WHAT IS NEEDED: Using the data below, gather each line that includes the word "اتصالها".

TASK INPUTS:
--------------------------------------------------

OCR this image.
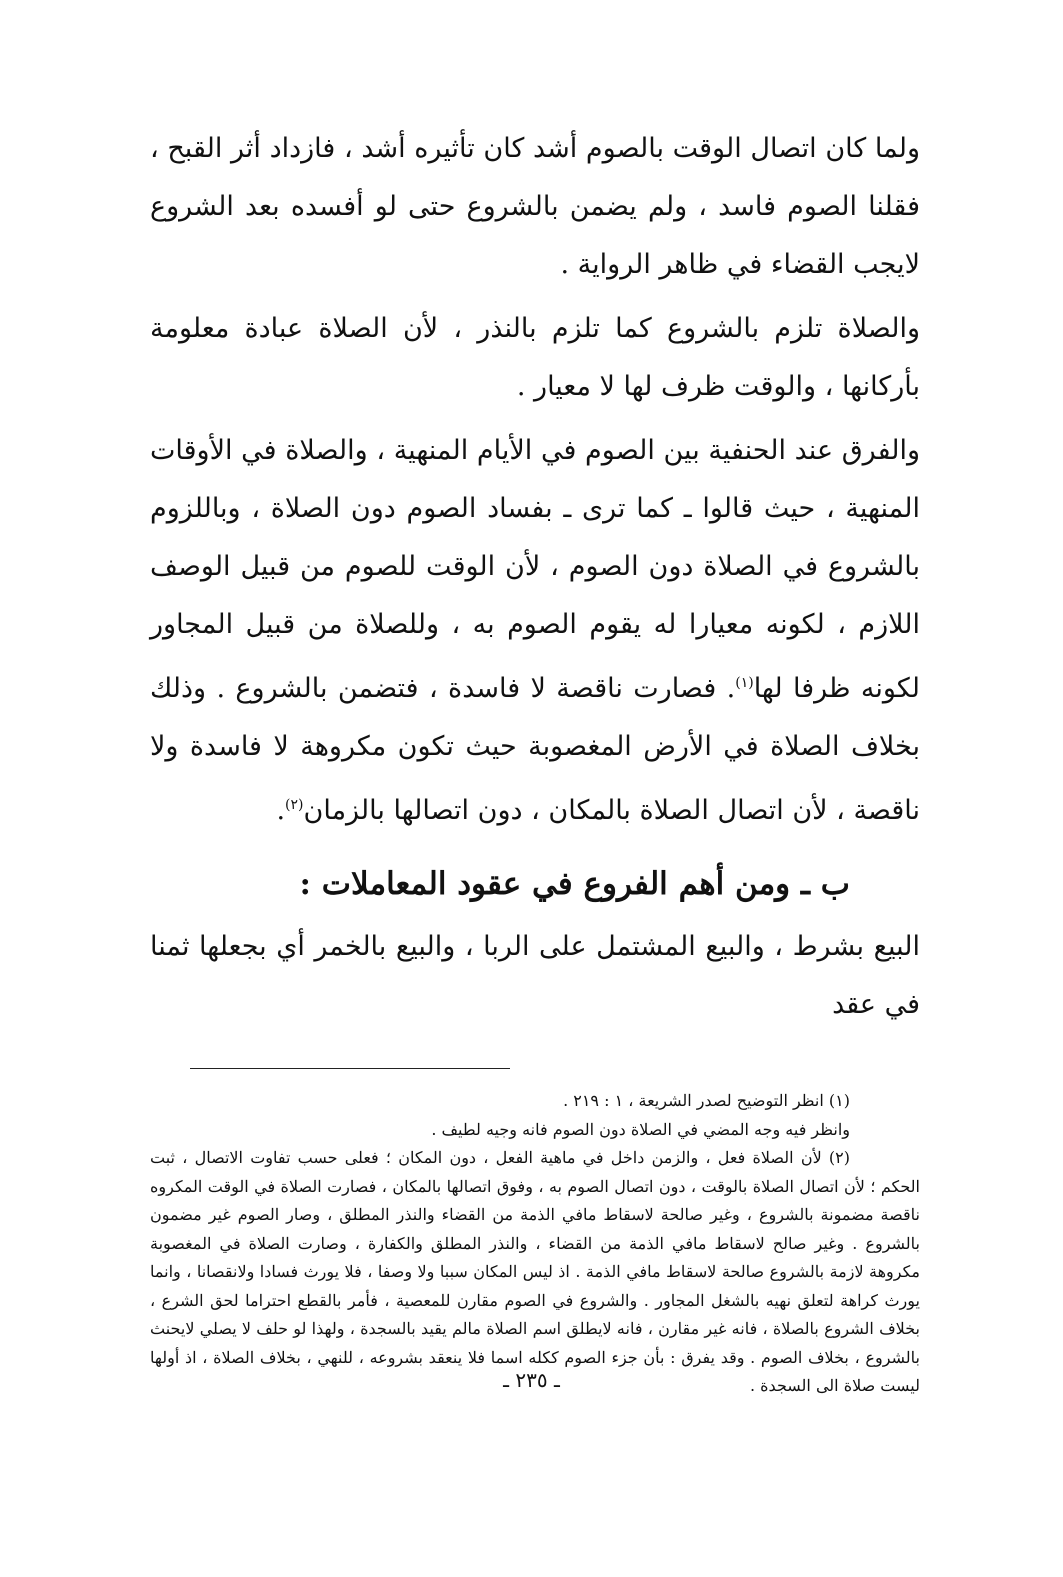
ولما كان اتصال الوقت بالصوم أشد كان تأثيره أشد ، فازداد أثر القبح ، فقلنا الصوم فاسد ، ولم يضمن بالشروع حتى لو أفسده بعد الشروع لايجب القضاء في ظاهر الرواية .

والصلاة تلزم بالشروع كما تلزم بالنذر ، لأن الصلاة عبادة معلومة بأركانها ، والوقت ظرف لها لا معيار .

والفرق عند الحنفية بين الصوم في الأيام المنهية ، والصلاة في الأوقات المنهية ، حيث قالوا ـ كما ترى ـ بفساد الصوم دون الصلاة ، وباللزوم بالشروع في الصلاة دون الصوم ، لأن الوقت للصوم من قبيل الوصف اللازم ، لكونه معيارا له يقوم الصوم به ، وللصلاة من قبيل المجاور لكونه ظرفا لها$^{(١)}$. فصارت ناقصة لا فاسدة ، فتضمن بالشروع . وذلك بخلاف الصلاة في الأرض المغصوبة حيث تكون مكروهة لا فاسدة ولا ناقصة ، لأن اتصال الصلاة بالمكان ، دون اتصالها بالزمان$^{(٢)}$.

ب ـ ومن أهم الفروع في عقود المعاملات :

البيع بشرط ، والبيع المشتمل على الربا ، والبيع بالخمر أي بجعلها ثمنا في عقد

(١) انظر التوضيح لصدر الشريعة ، ١ : ٢١٩ .

وانظر فيه وجه المضي في الصلاة دون الصوم فانه وجيه لطيف .

(٢) لأن الصلاة فعل ، والزمن داخل في ماهية الفعل ، دون المكان ؛ فعلى حسب تفاوت الاتصال ، ثبت الحكم ؛ لأن اتصال الصلاة بالوقت ، دون اتصال الصوم به ، وفوق اتصالها بالمكان ، فصارت الصلاة في الوقت المكروه ناقصة مضمونة بالشروع ، وغير صالحة لاسقاط مافي الذمة من القضاء والنذر المطلق ، وصار الصوم غير مضمون بالشروع . وغير صالح لاسقاط مافي الذمة من القضاء ، والنذر المطلق والكفارة ، وصارت الصلاة في المغصوبة مكروهة لازمة بالشروع صالحة لاسقاط مافي الذمة . اذ ليس المكان سببا ولا وصفا ، فلا يورث فسادا ولانقصانا ، وانما يورث كراهة لتعلق نهيه بالشغل المجاور . والشروع في الصوم مقارن للمعصية ، فأمر بالقطع احتراما لحق الشرع ، بخلاف الشروع بالصلاة ، فانه غير مقارن ، فانه لايطلق اسم الصلاة مالم يقيد بالسجدة ، ولهذا لو حلف لا يصلي لايحنث بالشروع ، بخلاف الصوم . وقد يفرق : بأن جزء الصوم ككله اسما فلا ينعقد بشروعه ، للنهي ، بخلاف الصلاة ، اذ أولها ليست صلاة الى السجدة .

ـ ٢٣٥ ـ
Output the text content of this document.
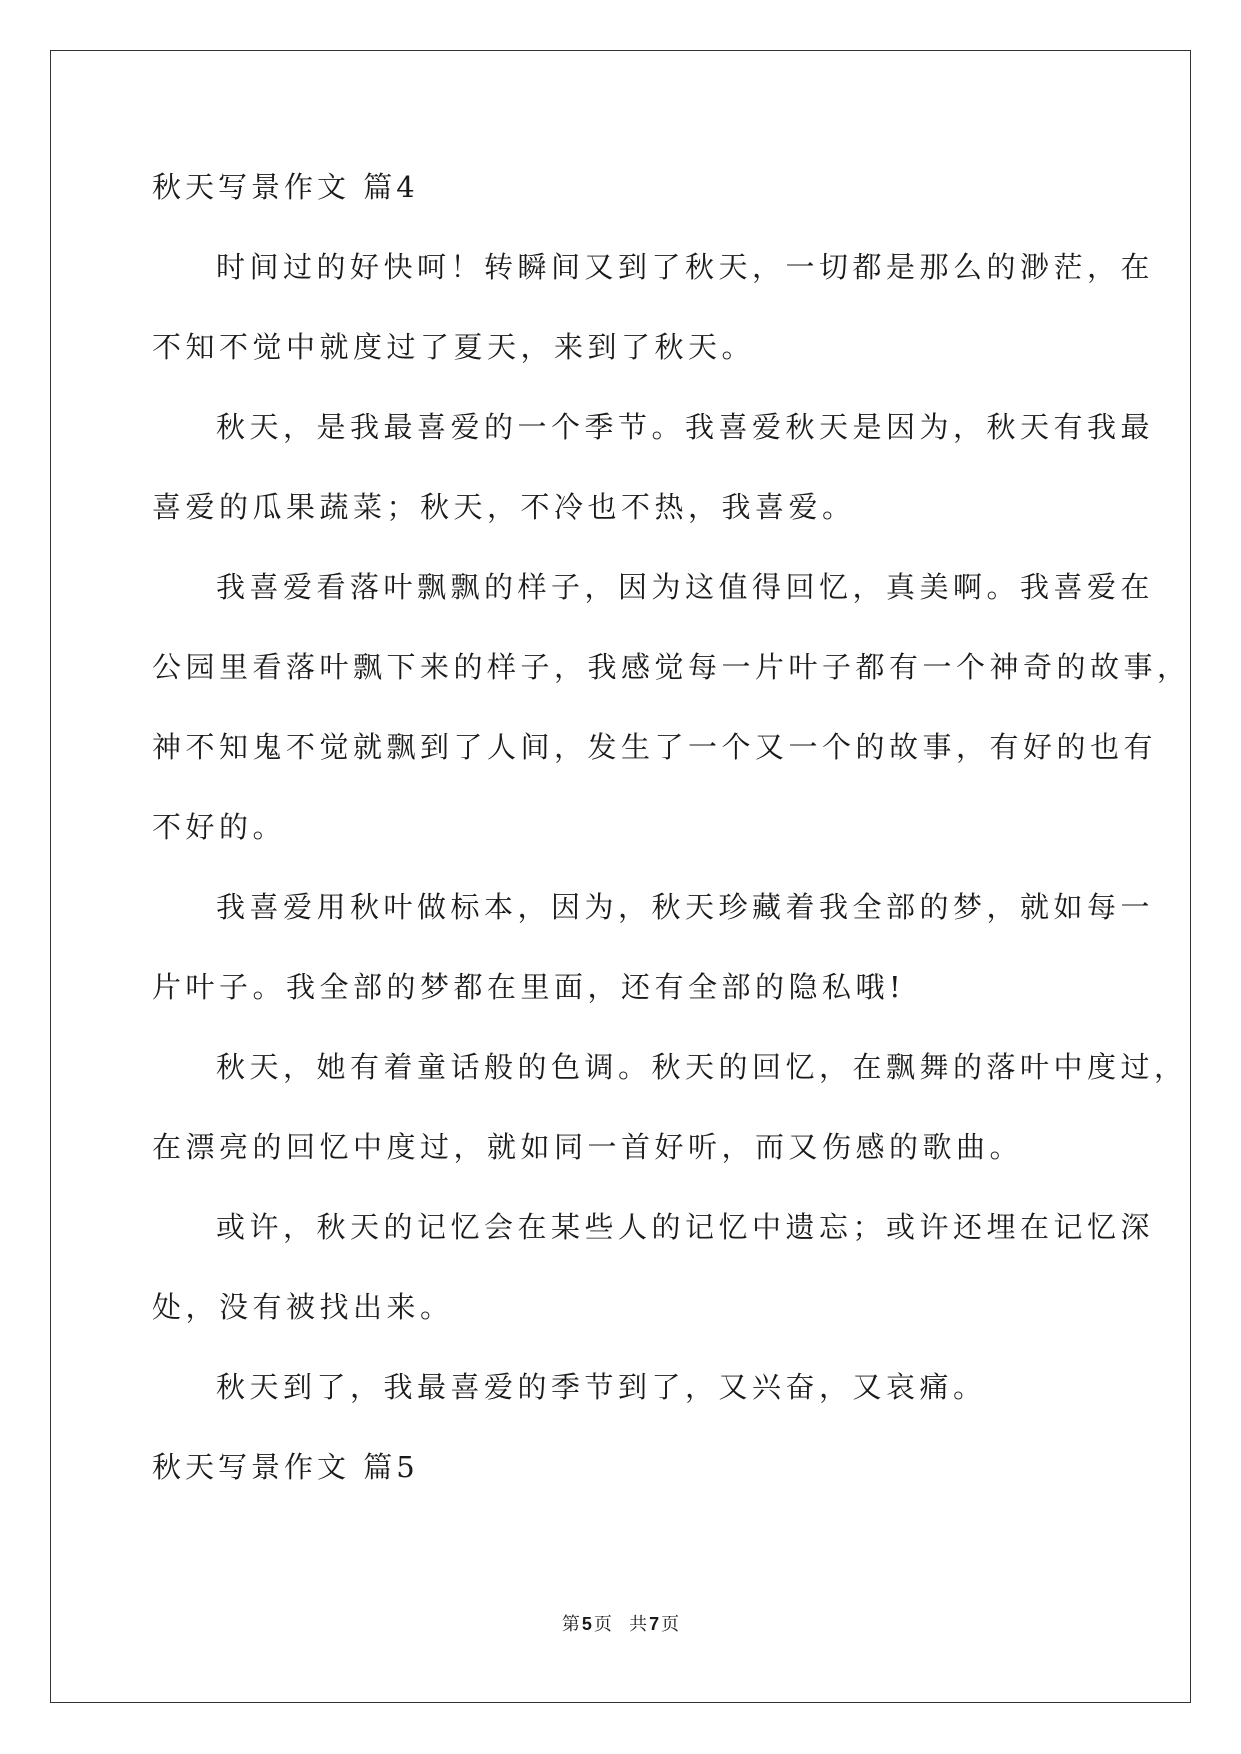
秋天写景作文 篇4
时间过的好快呵！转瞬间又到了秋天，一切都是那么的渺茫，在
不知不觉中就度过了夏天，来到了秋天。
秋天，是我最喜爱的一个季节。我喜爱秋天是因为，秋天有我最
喜爱的瓜果蔬菜；秋天，不冷也不热，我喜爱。
我喜爱看落叶飘飘的样子，因为这值得回忆，真美啊。我喜爱在
公园里看落叶飘下来的样子，我感觉每一片叶子都有一个神奇的故事，
神不知鬼不觉就飘到了人间，发生了一个又一个的故事，有好的也有
不好的。
我喜爱用秋叶做标本，因为，秋天珍藏着我全部的梦，就如每一
片叶子。我全部的梦都在里面，还有全部的隐私哦!
秋天，她有着童话般的色调。秋天的回忆，在飘舞的落叶中度过，
在漂亮的回忆中度过，就如同一首好听，而又伤感的歌曲。
或许，秋天的记忆会在某些人的记忆中遗忘；或许还埋在记忆深
处，没有被找出来。
秋天到了，我最喜爱的季节到了，又兴奋，又哀痛。
秋天写景作文 篇5
第 5 页   共 7 页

--------------------------------------------------

WORKED ANSWER:
والفرق عند الحنفية بين الصوم في الأيام المنهية ، والصلاة في الأوقات المنهية ، حيث قالوا ـ كما ترى ـ بفساد الصوم دون الصلاة ، وباللزوم بالشروع في الصلاة دون الصوم ، لأن الوقت للصوم من قبيل الوصف اللازم ، لكونه معيارا له يقوم الصوم به ، وللصلاة من قبيل المجاور لكونه ظرفا لها$^{(١)}$. فصارت ناقصة لا فاسدة ، فتضمن بالشروع . وذلك بخلاف الصلاة في الأرض المغصوبة حيث تكون مكروهة لا فاسدة ولا ناقصة ، لأن اتصال الصلاة بالمكان ، دون اتصالها بالزمان$^{(٢)}$.
(٢) لأن الصلاة فعل ، والزمن داخل في ماهية الفعل ، دون المكان ؛ فعلى حسب تفاوت الاتصال ، ثبت الحكم ؛ لأن اتصال الصلاة بالوقت ، دون اتصال الصوم به ، وفوق اتصالها بالمكان ، فصارت الصلاة في الوقت المكروه ناقصة مضمونة بالشروع ، وغير صالحة لاسقاط مافي الذمة من القضاء والنذر المطلق ، وصار الصوم غير مضمون بالشروع . وغير صالح لاسقاط مافي الذمة من القضاء ، والنذر المطلق والكفارة ، وصارت الصلاة في المغصوبة مكروهة لازمة بالشروع صالحة لاسقاط مافي الذمة . اذ ليس المكان سببا ولا وصفا ، فلا يورث فسادا ولانقصانا ، وانما يورث كراهة لتعلق نهيه بالشغل المجاور . والشروع في الصوم مقارن للمعصية ، فأمر بالقطع احتراما لحق الشرع ، بخلاف الشروع بالصلاة ، فانه غير مقارن ، فانه لايطلق اسم الصلاة مالم يقيد بالسجدة ، ولهذا لو حلف لا يصلي لايحنث بالشروع ، بخلاف الصوم . وقد يفرق : بأن جزء الصوم ككله اسما فلا ينعقد بشروعه ، للنهي ، بخلاف الصلاة ، اذ أولها ليست صلاة الى السجدة .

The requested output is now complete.